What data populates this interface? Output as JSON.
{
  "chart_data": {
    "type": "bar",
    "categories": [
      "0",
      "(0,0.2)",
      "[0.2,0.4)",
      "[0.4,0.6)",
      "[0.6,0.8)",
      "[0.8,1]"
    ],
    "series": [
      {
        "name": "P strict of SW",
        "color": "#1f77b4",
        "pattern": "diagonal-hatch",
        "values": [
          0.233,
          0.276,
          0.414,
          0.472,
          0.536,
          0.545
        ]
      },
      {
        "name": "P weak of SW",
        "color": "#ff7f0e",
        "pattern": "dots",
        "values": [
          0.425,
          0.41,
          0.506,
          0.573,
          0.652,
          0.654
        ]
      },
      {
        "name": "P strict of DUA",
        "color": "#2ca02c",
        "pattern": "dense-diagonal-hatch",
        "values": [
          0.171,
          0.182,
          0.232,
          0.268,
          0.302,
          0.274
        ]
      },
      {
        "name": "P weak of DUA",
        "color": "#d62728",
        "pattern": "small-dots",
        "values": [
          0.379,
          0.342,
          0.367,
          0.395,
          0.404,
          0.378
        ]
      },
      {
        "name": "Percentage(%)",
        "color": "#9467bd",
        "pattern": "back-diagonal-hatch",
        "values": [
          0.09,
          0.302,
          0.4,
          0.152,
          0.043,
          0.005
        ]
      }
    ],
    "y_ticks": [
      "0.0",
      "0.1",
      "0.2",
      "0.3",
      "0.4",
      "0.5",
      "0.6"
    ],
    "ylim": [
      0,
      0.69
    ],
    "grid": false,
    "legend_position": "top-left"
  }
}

· · · · ·

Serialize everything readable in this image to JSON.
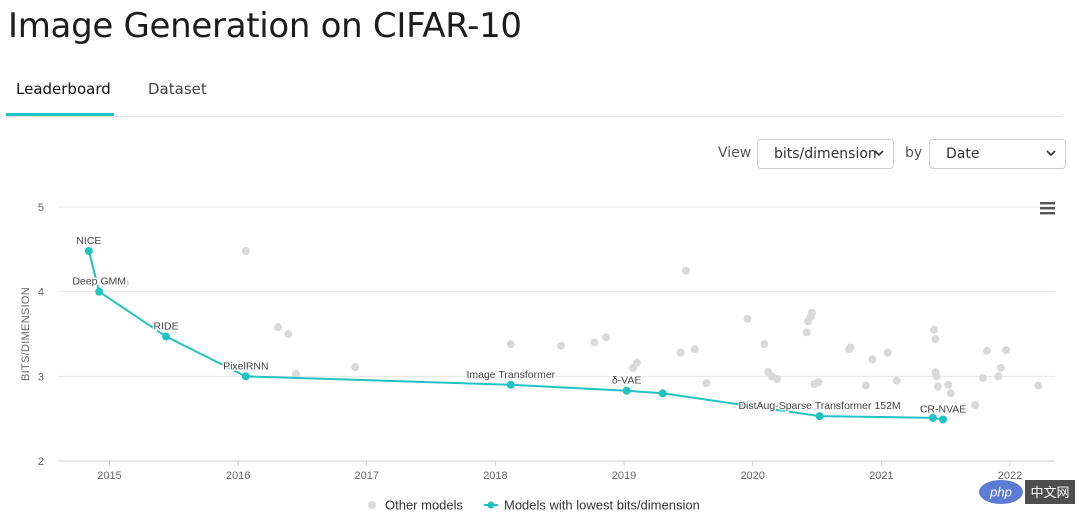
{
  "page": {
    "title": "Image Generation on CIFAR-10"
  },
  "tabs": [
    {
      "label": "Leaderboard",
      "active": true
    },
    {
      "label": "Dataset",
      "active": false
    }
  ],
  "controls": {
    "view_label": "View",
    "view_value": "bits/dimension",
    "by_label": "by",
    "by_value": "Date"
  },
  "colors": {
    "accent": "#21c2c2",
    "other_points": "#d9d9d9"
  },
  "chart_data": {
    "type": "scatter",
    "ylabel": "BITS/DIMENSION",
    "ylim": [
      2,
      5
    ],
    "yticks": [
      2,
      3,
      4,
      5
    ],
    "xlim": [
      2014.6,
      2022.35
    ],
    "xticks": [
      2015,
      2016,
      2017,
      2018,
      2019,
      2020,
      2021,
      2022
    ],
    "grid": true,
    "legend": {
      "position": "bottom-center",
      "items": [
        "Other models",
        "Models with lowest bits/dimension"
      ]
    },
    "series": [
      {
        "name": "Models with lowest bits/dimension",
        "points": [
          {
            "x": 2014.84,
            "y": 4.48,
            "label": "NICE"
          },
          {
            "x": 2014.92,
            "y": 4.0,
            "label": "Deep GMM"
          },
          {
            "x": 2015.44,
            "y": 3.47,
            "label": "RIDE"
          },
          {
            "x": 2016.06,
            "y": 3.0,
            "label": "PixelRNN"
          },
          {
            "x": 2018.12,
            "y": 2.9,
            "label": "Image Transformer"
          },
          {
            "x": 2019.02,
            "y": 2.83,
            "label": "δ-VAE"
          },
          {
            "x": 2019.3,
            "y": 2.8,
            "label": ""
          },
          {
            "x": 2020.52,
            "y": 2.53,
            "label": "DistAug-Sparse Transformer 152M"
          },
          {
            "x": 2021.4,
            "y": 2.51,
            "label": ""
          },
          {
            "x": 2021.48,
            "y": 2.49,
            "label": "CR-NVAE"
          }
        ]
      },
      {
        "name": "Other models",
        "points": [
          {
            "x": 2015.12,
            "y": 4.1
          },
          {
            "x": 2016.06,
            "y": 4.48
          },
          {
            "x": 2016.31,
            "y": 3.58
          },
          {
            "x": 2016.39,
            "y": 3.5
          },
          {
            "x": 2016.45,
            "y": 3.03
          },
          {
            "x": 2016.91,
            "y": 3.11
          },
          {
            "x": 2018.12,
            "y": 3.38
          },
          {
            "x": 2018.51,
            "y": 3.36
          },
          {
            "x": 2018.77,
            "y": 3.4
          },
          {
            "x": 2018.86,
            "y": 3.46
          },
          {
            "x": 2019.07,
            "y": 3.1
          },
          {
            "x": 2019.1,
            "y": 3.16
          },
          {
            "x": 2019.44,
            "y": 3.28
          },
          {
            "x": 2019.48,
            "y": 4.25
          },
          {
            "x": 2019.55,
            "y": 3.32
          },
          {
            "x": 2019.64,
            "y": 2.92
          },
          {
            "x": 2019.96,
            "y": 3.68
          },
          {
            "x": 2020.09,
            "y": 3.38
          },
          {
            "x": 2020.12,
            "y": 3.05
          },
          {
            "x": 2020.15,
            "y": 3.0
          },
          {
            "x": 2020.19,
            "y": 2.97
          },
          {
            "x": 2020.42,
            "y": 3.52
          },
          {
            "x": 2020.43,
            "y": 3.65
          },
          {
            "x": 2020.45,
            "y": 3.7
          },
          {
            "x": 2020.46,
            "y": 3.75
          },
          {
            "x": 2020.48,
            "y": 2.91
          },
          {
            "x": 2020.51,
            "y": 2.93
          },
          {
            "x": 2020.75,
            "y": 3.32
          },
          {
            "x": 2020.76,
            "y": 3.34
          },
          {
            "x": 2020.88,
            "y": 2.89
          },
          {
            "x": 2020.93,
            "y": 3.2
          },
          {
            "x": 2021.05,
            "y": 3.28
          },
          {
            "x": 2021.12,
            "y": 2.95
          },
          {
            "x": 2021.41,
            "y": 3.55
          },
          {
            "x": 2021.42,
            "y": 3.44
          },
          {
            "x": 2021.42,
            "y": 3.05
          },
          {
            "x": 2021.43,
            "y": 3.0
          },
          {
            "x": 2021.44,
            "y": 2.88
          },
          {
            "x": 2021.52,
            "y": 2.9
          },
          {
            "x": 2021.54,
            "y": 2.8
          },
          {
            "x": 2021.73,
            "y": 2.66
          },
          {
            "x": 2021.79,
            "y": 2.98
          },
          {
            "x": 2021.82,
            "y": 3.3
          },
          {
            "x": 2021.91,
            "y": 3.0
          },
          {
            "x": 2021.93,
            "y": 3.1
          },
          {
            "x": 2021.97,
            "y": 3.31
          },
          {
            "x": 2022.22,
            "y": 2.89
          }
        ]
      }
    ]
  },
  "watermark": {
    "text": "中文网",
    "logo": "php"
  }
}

· · · · ·

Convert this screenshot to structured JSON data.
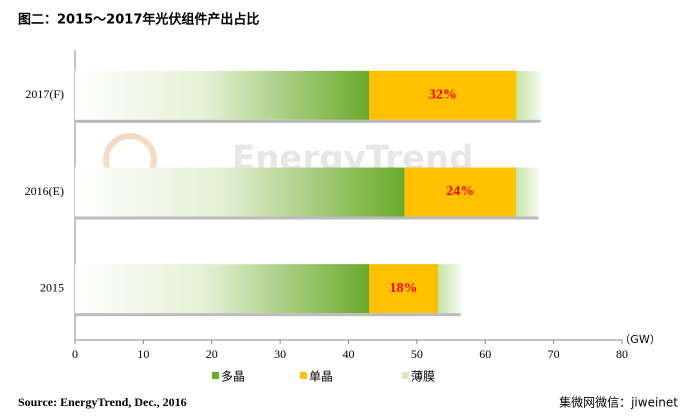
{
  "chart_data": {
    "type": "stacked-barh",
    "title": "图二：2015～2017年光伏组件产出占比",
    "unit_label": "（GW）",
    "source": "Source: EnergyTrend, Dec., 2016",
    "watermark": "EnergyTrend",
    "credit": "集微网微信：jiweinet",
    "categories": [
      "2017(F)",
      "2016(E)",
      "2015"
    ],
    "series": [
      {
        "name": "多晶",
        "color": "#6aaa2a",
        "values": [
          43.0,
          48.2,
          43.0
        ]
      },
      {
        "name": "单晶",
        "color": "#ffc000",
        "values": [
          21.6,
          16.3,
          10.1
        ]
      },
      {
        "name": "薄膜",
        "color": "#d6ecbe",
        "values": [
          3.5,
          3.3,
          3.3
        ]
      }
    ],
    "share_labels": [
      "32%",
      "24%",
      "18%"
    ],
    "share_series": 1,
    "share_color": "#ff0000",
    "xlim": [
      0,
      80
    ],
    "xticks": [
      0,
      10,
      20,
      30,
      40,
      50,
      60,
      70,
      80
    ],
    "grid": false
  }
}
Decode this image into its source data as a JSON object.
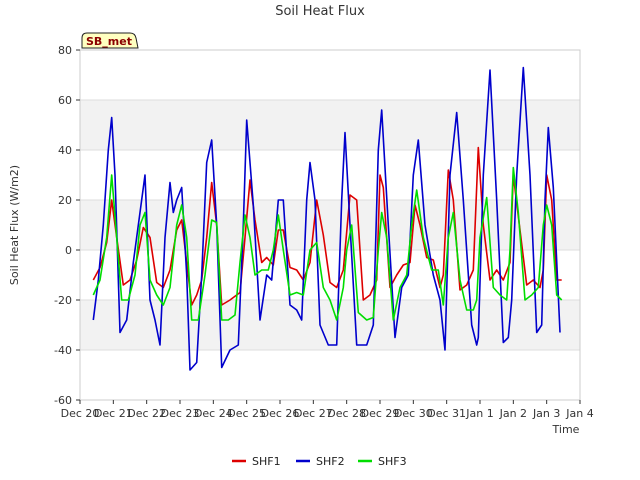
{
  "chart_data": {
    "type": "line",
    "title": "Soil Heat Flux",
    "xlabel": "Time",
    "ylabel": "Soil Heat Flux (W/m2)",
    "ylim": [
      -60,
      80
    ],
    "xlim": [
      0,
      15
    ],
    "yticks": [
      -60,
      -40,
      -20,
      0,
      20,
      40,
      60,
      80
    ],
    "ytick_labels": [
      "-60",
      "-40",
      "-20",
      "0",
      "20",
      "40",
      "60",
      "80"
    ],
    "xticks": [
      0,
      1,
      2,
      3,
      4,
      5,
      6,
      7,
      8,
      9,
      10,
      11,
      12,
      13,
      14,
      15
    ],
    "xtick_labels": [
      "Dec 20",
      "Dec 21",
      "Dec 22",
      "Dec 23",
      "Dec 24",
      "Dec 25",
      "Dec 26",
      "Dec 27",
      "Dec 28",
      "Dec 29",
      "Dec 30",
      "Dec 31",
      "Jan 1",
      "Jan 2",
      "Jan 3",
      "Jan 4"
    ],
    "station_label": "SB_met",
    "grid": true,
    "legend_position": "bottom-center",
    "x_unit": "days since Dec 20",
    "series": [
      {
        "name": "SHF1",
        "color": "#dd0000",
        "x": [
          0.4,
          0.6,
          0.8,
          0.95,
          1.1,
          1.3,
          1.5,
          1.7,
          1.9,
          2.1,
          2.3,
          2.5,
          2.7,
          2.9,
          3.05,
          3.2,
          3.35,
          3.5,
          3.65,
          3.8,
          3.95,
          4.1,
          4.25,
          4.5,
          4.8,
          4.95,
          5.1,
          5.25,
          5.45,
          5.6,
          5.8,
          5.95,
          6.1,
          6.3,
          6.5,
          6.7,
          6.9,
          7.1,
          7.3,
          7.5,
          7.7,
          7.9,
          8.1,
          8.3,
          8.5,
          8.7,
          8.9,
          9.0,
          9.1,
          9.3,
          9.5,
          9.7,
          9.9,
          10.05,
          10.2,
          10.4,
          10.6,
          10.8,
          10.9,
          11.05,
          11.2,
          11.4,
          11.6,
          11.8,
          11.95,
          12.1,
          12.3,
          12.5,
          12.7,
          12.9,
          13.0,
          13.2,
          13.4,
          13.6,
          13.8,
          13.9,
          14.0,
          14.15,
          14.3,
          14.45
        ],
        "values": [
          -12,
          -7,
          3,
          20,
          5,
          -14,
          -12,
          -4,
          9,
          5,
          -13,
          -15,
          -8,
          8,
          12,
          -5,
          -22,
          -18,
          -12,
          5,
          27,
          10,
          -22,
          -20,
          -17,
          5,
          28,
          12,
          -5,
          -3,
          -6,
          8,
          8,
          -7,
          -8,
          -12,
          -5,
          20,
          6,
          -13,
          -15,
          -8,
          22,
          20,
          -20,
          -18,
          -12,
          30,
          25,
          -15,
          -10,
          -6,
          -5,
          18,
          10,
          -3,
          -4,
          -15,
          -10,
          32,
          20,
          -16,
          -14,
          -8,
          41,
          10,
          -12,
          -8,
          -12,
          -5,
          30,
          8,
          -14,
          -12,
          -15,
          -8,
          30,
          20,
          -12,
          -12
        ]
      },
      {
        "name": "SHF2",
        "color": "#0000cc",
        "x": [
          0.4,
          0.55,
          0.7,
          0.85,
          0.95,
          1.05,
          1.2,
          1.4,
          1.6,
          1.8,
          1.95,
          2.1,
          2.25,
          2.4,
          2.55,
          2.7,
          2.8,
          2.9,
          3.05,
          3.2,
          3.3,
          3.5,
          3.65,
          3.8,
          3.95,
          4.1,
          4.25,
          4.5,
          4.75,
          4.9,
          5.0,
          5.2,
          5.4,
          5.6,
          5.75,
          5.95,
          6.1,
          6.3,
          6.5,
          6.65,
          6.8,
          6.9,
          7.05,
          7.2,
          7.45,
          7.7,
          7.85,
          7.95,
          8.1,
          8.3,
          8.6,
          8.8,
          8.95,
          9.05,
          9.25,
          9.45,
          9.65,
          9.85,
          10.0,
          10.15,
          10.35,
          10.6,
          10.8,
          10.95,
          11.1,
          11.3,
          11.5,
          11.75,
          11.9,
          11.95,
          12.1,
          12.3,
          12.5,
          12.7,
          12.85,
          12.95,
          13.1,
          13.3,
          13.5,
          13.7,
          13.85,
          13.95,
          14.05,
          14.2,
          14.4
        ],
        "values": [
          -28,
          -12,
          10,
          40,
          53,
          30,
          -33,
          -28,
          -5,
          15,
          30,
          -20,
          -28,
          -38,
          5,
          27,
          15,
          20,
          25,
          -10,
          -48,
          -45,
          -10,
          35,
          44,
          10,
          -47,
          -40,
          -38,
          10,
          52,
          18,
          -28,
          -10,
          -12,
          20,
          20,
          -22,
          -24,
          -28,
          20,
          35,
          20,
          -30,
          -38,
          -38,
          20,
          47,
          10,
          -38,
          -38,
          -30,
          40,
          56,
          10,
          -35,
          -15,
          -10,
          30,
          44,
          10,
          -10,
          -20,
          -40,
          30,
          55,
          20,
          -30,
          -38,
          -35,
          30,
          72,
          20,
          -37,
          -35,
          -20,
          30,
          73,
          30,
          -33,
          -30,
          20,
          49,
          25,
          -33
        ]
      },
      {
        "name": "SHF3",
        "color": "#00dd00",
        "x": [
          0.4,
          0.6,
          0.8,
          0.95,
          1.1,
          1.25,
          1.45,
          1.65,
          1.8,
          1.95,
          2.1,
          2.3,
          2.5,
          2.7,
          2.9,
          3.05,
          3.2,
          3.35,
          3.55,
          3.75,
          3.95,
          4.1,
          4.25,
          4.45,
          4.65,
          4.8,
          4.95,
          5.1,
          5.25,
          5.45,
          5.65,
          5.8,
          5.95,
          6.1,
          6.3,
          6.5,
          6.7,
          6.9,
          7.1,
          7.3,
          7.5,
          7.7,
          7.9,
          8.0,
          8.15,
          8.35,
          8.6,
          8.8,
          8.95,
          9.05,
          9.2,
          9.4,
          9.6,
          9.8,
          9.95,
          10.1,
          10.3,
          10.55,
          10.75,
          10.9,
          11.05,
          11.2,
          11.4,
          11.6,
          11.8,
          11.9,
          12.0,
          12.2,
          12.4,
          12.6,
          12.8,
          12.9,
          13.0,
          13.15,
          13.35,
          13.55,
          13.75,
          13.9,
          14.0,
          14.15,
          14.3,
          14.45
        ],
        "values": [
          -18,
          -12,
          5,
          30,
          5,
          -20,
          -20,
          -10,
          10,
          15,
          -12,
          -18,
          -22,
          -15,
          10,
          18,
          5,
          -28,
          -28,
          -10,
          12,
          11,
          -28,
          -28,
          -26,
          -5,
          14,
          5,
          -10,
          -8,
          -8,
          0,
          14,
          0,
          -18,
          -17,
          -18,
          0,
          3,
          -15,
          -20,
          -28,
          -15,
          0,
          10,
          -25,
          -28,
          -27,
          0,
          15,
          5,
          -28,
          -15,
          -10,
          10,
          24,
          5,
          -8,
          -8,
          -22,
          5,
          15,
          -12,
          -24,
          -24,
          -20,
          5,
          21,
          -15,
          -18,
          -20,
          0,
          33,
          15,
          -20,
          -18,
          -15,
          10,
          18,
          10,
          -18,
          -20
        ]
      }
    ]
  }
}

· · · · ·

List all lines above in which the string "title" appears.

    "title": "Image Generation on CIFAR-10"
    "title": "图二：2015～2017年光伏组件产出占比",
    "title": "Soil Heat Flux",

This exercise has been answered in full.